Give the number of lines that contain the string "考前提分卷", please, and nothing else.

[Stored data]

*****

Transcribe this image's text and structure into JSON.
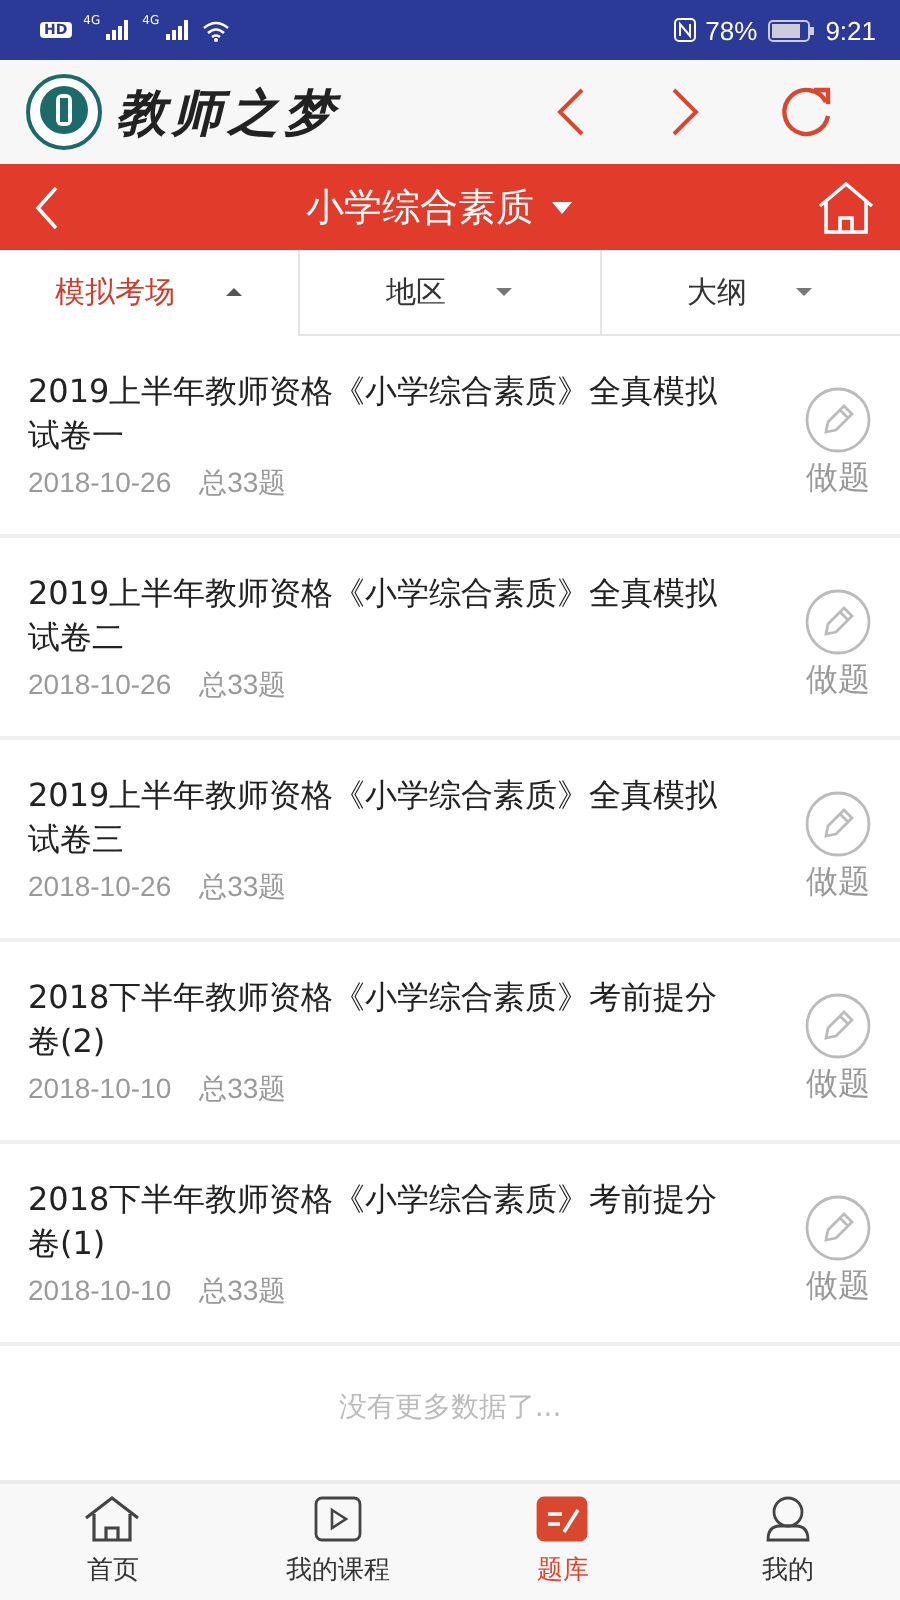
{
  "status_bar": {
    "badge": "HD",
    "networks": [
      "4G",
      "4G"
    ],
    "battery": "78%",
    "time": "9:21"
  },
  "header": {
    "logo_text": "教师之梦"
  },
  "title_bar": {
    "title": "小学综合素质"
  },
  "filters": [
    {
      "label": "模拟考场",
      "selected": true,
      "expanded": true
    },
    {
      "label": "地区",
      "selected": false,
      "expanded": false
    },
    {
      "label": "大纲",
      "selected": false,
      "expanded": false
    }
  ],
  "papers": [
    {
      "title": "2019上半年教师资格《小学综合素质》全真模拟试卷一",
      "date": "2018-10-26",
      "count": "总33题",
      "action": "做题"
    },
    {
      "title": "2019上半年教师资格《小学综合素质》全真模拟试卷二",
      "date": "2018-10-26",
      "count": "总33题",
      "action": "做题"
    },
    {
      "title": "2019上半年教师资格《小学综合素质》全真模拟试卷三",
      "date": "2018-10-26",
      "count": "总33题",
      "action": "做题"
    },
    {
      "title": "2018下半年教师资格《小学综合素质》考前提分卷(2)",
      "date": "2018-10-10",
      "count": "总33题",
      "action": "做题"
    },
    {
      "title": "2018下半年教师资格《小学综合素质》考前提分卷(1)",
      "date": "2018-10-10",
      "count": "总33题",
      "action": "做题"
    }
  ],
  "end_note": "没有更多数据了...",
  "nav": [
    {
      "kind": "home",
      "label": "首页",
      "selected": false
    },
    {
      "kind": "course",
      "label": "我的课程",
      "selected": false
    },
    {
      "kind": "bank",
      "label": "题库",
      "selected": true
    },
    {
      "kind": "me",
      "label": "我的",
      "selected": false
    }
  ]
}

*****

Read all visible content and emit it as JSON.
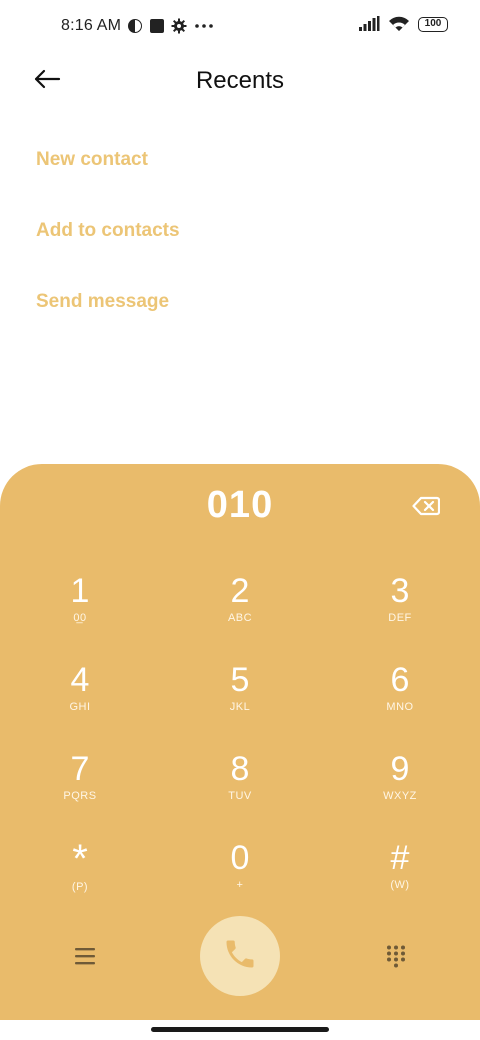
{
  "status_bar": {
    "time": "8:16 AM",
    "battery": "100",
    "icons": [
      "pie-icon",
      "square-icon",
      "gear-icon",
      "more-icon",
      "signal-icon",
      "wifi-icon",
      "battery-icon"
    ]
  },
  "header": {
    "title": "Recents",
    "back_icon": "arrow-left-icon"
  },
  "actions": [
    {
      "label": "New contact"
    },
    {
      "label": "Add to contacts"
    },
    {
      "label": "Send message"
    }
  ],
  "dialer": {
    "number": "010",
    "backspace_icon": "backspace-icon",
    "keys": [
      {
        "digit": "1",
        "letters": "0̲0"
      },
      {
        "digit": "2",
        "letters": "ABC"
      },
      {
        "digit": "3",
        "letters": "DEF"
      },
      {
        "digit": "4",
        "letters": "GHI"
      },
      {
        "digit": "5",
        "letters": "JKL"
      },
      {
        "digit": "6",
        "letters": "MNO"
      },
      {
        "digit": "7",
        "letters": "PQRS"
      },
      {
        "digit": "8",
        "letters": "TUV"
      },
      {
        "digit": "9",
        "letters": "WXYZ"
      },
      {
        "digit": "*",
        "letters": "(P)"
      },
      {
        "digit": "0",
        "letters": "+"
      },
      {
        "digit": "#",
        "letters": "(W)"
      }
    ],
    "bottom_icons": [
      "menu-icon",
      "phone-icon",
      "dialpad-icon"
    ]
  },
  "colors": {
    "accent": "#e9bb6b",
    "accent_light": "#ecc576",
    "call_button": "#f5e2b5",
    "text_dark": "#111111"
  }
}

*****

▸ **OUTPUT BELOW**
2